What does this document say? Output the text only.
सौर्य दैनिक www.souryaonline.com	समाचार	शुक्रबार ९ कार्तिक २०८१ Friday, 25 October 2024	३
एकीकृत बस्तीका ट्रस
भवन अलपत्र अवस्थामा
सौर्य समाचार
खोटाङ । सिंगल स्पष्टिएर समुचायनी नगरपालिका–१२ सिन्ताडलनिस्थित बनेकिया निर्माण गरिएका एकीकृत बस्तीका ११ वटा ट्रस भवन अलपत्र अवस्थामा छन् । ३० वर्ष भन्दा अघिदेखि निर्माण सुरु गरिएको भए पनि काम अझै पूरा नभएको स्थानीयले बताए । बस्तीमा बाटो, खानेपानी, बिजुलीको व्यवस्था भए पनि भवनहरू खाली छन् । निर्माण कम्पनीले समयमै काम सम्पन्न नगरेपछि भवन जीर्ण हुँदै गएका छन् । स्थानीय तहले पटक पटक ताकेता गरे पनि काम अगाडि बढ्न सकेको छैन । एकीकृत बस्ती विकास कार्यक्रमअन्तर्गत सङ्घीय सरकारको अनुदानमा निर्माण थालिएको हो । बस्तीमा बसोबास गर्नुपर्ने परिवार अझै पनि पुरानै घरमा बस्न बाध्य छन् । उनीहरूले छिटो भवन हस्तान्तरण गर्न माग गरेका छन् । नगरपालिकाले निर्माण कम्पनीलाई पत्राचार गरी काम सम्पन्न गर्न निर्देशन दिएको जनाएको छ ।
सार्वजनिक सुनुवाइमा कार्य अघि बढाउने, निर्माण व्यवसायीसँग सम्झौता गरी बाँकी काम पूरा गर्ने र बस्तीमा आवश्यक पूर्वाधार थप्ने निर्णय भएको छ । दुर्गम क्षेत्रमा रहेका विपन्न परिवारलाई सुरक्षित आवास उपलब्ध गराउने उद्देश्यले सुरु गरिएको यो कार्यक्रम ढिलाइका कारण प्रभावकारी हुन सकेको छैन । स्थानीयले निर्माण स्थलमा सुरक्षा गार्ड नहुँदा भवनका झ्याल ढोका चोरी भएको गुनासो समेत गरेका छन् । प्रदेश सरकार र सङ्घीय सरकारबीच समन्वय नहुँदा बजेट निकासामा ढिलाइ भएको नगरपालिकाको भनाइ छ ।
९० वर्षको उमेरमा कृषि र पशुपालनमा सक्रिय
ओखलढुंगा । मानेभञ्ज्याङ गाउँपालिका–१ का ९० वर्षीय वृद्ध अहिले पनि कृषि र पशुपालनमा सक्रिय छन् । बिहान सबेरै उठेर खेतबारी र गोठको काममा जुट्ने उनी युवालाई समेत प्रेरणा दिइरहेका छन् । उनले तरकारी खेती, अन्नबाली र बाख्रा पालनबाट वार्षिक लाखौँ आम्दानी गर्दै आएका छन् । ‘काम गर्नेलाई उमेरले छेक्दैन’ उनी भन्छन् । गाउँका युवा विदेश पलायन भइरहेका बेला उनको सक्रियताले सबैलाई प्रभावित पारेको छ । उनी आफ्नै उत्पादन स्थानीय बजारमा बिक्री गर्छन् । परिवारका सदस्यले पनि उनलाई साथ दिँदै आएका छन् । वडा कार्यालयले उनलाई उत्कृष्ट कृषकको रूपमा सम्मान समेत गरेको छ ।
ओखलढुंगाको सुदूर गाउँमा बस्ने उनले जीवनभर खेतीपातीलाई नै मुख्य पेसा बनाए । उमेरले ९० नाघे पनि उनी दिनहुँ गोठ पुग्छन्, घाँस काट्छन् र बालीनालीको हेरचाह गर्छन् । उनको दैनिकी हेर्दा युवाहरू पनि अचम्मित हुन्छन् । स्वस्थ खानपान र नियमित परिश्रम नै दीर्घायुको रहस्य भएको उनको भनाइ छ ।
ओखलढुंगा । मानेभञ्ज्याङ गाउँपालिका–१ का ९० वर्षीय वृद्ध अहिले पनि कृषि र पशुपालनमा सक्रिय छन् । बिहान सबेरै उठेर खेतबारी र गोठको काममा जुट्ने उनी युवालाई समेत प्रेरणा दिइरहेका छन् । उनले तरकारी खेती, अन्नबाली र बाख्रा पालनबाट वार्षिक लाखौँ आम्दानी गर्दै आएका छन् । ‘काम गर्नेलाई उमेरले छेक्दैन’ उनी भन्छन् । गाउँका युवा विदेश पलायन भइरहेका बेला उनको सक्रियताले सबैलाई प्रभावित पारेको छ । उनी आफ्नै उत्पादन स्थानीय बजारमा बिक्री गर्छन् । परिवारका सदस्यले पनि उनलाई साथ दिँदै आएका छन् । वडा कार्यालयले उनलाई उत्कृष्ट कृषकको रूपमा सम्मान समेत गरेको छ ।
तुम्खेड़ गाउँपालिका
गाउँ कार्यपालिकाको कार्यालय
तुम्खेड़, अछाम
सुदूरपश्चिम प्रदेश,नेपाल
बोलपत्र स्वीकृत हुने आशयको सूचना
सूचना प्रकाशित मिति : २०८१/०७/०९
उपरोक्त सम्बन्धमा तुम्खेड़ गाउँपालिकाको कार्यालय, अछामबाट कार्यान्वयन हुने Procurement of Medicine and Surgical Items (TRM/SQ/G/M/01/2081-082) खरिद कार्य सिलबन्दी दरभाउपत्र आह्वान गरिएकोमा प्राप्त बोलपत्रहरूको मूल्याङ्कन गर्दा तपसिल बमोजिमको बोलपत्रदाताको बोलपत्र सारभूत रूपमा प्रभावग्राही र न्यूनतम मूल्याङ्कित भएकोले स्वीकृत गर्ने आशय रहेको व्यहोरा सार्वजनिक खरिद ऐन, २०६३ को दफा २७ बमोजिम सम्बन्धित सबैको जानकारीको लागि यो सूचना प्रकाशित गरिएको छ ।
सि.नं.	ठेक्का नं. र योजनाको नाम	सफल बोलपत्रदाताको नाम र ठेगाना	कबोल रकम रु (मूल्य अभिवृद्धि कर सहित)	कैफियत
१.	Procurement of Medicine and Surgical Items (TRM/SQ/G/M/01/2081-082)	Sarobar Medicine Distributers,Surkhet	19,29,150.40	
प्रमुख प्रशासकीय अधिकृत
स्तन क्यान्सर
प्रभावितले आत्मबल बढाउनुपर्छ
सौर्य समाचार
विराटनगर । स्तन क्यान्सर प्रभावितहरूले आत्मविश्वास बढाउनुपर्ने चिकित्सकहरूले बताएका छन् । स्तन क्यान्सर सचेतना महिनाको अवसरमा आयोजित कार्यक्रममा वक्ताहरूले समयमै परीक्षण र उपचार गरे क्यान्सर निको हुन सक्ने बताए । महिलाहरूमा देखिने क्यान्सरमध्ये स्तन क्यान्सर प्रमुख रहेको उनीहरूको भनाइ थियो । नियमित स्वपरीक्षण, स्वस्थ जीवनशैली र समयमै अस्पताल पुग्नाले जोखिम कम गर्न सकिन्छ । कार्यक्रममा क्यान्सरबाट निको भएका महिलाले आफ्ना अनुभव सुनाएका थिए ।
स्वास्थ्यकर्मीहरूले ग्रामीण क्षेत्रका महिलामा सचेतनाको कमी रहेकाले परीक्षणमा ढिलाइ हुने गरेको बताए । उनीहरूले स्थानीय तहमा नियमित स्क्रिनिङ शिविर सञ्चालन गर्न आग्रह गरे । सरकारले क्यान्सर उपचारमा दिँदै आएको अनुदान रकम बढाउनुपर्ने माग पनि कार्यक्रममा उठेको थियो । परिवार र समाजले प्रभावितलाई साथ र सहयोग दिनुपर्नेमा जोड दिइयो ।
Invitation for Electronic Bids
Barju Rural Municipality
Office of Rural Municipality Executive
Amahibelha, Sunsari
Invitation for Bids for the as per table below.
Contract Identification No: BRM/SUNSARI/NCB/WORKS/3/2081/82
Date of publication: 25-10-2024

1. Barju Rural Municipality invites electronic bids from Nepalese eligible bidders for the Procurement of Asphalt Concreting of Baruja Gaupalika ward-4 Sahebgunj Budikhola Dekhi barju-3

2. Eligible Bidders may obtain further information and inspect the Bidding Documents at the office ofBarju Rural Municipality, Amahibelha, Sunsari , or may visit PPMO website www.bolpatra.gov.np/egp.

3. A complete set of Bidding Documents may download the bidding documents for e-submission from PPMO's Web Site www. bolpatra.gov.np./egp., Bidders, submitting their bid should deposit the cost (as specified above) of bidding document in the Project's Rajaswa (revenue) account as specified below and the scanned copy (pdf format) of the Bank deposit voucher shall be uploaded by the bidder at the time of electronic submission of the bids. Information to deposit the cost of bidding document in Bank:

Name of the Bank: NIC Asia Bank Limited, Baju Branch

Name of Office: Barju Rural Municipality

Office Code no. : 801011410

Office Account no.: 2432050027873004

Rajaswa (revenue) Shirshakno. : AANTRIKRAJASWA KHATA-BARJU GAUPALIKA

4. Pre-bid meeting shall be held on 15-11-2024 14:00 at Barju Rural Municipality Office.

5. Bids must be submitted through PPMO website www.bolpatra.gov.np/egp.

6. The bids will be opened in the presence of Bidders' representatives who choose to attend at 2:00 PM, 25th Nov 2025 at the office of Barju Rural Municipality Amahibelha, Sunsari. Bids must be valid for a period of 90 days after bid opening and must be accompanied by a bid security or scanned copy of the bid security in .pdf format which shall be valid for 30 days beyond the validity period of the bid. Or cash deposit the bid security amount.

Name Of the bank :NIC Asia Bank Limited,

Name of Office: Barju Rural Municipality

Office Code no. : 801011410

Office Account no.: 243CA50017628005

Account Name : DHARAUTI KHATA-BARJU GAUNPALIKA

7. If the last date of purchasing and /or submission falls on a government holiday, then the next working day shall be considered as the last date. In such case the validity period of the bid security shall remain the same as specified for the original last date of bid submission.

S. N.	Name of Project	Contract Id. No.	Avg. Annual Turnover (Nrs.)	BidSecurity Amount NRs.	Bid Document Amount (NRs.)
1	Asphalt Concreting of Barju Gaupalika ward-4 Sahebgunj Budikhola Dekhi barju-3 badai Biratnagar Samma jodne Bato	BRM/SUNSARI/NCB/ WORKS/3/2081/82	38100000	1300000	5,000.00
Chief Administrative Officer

····················

_Exercise prompt_. List the lines of the entries that include "must".

_Exercise result_.
5. Bids must be submitted through PPMO website www.bolpatra.gov.np/egp.
6. The bids will be opened in the presence of Bidders' representatives who choose to attend at 2:00 PM, 25th Nov 2025 at the office of Barju Rural Municipality Amahibelha, Sunsari. Bids must be valid for a period of 90 days after bid opening and must be accompanied by a bid security or scanned copy of the bid security in .pdf format which shall be valid for 30 days beyond the validity period of the bid. Or cash deposit the bid security amount.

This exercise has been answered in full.